• [Task instructions]: Send back all the data below, exactly as given.
═══ Data shown ═══
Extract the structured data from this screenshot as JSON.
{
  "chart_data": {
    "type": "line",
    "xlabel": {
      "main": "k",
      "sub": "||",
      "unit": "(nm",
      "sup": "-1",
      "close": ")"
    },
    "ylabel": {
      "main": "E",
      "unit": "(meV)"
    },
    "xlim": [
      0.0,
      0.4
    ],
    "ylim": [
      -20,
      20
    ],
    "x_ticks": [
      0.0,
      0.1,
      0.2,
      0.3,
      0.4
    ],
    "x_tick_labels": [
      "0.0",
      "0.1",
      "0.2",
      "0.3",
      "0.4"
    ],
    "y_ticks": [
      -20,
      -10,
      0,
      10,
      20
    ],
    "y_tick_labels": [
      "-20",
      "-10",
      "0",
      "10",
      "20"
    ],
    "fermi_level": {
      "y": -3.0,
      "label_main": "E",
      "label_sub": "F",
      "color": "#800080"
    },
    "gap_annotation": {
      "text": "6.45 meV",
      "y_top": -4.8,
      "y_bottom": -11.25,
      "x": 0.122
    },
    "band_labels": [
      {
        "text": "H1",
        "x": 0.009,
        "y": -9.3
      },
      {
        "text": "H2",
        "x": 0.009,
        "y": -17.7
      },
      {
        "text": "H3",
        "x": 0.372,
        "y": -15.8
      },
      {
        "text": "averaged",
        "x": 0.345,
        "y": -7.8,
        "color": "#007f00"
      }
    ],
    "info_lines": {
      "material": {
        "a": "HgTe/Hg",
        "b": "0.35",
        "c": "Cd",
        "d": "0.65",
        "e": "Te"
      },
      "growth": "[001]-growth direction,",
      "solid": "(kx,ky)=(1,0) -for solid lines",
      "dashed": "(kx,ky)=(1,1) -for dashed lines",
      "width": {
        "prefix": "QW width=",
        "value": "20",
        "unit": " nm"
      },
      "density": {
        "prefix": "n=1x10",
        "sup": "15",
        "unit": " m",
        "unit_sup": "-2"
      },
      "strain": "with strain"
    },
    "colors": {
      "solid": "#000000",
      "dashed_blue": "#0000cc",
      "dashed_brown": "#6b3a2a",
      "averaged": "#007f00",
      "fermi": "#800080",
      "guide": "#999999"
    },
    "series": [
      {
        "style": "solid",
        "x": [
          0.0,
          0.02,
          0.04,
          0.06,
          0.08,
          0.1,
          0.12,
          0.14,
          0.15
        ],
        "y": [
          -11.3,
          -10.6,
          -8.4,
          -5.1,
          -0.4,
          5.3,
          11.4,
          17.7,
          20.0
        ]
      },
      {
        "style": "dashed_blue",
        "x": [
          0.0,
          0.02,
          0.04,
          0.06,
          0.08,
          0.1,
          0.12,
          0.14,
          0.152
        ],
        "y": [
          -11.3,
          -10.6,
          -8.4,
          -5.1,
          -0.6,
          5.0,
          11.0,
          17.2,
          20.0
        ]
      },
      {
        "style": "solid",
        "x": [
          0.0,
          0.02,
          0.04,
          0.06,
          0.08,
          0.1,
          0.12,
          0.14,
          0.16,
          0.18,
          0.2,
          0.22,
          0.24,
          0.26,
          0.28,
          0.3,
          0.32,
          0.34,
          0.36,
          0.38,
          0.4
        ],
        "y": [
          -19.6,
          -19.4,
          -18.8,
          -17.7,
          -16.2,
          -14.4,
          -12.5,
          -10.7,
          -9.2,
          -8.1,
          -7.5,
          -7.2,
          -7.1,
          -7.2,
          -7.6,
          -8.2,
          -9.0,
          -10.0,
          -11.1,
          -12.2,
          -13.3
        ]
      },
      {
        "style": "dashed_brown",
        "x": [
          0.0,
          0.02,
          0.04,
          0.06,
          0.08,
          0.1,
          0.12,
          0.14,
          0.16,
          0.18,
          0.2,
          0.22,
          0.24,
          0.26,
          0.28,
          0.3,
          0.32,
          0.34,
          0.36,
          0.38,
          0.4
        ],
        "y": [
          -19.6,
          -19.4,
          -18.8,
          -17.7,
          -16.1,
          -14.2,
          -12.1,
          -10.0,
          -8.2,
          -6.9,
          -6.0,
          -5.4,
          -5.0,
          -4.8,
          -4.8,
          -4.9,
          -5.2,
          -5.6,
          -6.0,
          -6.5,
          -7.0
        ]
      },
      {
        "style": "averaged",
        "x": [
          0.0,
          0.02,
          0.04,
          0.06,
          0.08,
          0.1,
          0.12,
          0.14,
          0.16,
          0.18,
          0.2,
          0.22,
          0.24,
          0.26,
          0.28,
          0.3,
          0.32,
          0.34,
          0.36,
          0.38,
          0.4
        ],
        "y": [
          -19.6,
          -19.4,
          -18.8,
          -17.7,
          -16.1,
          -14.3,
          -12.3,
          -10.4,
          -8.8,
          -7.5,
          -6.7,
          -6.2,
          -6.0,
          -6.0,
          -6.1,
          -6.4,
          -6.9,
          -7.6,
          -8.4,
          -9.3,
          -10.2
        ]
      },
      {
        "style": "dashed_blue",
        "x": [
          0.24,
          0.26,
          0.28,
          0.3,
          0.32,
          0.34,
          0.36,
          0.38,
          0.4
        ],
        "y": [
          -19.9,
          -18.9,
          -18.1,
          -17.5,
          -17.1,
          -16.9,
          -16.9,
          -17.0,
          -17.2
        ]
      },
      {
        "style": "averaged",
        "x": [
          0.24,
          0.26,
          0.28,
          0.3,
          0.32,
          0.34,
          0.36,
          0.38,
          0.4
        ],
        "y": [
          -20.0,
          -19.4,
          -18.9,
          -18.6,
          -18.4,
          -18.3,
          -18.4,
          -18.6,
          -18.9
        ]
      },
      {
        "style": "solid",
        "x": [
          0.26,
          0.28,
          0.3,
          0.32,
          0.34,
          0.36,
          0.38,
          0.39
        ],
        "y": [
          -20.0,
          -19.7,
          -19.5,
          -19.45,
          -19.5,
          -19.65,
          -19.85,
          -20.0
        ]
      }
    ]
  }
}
═══
• [Final result]:
Extract the structured data from this screenshot as JSON.
{
  "chart_data": {
    "type": "line",
    "xlabel": {
      "main": "k",
      "sub": "||",
      "unit": "(nm",
      "sup": "-1",
      "close": ")"
    },
    "ylabel": {
      "main": "E",
      "unit": "(meV)"
    },
    "xlim": [
      0.0,
      0.4
    ],
    "ylim": [
      -20,
      20
    ],
    "x_ticks": [
      0.0,
      0.1,
      0.2,
      0.3,
      0.4
    ],
    "x_tick_labels": [
      "0.0",
      "0.1",
      "0.2",
      "0.3",
      "0.4"
    ],
    "y_ticks": [
      -20,
      -10,
      0,
      10,
      20
    ],
    "y_tick_labels": [
      "-20",
      "-10",
      "0",
      "10",
      "20"
    ],
    "fermi_level": {
      "y": -3.0,
      "label_main": "E",
      "label_sub": "F",
      "color": "#800080"
    },
    "gap_annotation": {
      "text": "6.45 meV",
      "y_top": -4.8,
      "y_bottom": -11.25,
      "x": 0.122
    },
    "band_labels": [
      {
        "text": "H1",
        "x": 0.009,
        "y": -9.3
      },
      {
        "text": "H2",
        "x": 0.009,
        "y": -17.7
      },
      {
        "text": "H3",
        "x": 0.372,
        "y": -15.8
      },
      {
        "text": "averaged",
        "x": 0.345,
        "y": -7.8,
        "color": "#007f00"
      }
    ],
    "info_lines": {
      "material": {
        "a": "HgTe/Hg",
        "b": "0.35",
        "c": "Cd",
        "d": "0.65",
        "e": "Te"
      },
      "growth": "[001]-growth direction,",
      "solid": "(kx,ky)=(1,0) -for solid lines",
      "dashed": "(kx,ky)=(1,1) -for dashed lines",
      "width": {
        "prefix": "QW width=",
        "value": "20",
        "unit": " nm"
      },
      "density": {
        "prefix": "n=1x10",
        "sup": "15",
        "unit": " m",
        "unit_sup": "-2"
      },
      "strain": "with strain"
    },
    "colors": {
      "solid": "#000000",
      "dashed_blue": "#0000cc",
      "dashed_brown": "#6b3a2a",
      "averaged": "#007f00",
      "fermi": "#800080",
      "guide": "#999999"
    },
    "series": [
      {
        "style": "solid",
        "x": [
          0.0,
          0.02,
          0.04,
          0.06,
          0.08,
          0.1,
          0.12,
          0.14,
          0.15
        ],
        "y": [
          -11.3,
          -10.6,
          -8.4,
          -5.1,
          -0.4,
          5.3,
          11.4,
          17.7,
          20.0
        ]
      },
      {
        "style": "dashed_blue",
        "x": [
          0.0,
          0.02,
          0.04,
          0.06,
          0.08,
          0.1,
          0.12,
          0.14,
          0.152
        ],
        "y": [
          -11.3,
          -10.6,
          -8.4,
          -5.1,
          -0.6,
          5.0,
          11.0,
          17.2,
          20.0
        ]
      },
      {
        "style": "solid",
        "x": [
          0.0,
          0.02,
          0.04,
          0.06,
          0.08,
          0.1,
          0.12,
          0.14,
          0.16,
          0.18,
          0.2,
          0.22,
          0.24,
          0.26,
          0.28,
          0.3,
          0.32,
          0.34,
          0.36,
          0.38,
          0.4
        ],
        "y": [
          -19.6,
          -19.4,
          -18.8,
          -17.7,
          -16.2,
          -14.4,
          -12.5,
          -10.7,
          -9.2,
          -8.1,
          -7.5,
          -7.2,
          -7.1,
          -7.2,
          -7.6,
          -8.2,
          -9.0,
          -10.0,
          -11.1,
          -12.2,
          -13.3
        ]
      },
      {
        "style": "dashed_brown",
        "x": [
          0.0,
          0.02,
          0.04,
          0.06,
          0.08,
          0.1,
          0.12,
          0.14,
          0.16,
          0.18,
          0.2,
          0.22,
          0.24,
          0.26,
          0.28,
          0.3,
          0.32,
          0.34,
          0.36,
          0.38,
          0.4
        ],
        "y": [
          -19.6,
          -19.4,
          -18.8,
          -17.7,
          -16.1,
          -14.2,
          -12.1,
          -10.0,
          -8.2,
          -6.9,
          -6.0,
          -5.4,
          -5.0,
          -4.8,
          -4.8,
          -4.9,
          -5.2,
          -5.6,
          -6.0,
          -6.5,
          -7.0
        ]
      },
      {
        "style": "averaged",
        "x": [
          0.0,
          0.02,
          0.04,
          0.06,
          0.08,
          0.1,
          0.12,
          0.14,
          0.16,
          0.18,
          0.2,
          0.22,
          0.24,
          0.26,
          0.28,
          0.3,
          0.32,
          0.34,
          0.36,
          0.38,
          0.4
        ],
        "y": [
          -19.6,
          -19.4,
          -18.8,
          -17.7,
          -16.1,
          -14.3,
          -12.3,
          -10.4,
          -8.8,
          -7.5,
          -6.7,
          -6.2,
          -6.0,
          -6.0,
          -6.1,
          -6.4,
          -6.9,
          -7.6,
          -8.4,
          -9.3,
          -10.2
        ]
      },
      {
        "style": "dashed_blue",
        "x": [
          0.24,
          0.26,
          0.28,
          0.3,
          0.32,
          0.34,
          0.36,
          0.38,
          0.4
        ],
        "y": [
          -19.9,
          -18.9,
          -18.1,
          -17.5,
          -17.1,
          -16.9,
          -16.9,
          -17.0,
          -17.2
        ]
      },
      {
        "style": "averaged",
        "x": [
          0.24,
          0.26,
          0.28,
          0.3,
          0.32,
          0.34,
          0.36,
          0.38,
          0.4
        ],
        "y": [
          -20.0,
          -19.4,
          -18.9,
          -18.6,
          -18.4,
          -18.3,
          -18.4,
          -18.6,
          -18.9
        ]
      },
      {
        "style": "solid",
        "x": [
          0.26,
          0.28,
          0.3,
          0.32,
          0.34,
          0.36,
          0.38,
          0.39
        ],
        "y": [
          -20.0,
          -19.7,
          -19.5,
          -19.45,
          -19.5,
          -19.65,
          -19.85,
          -20.0
        ]
      }
    ]
  }
}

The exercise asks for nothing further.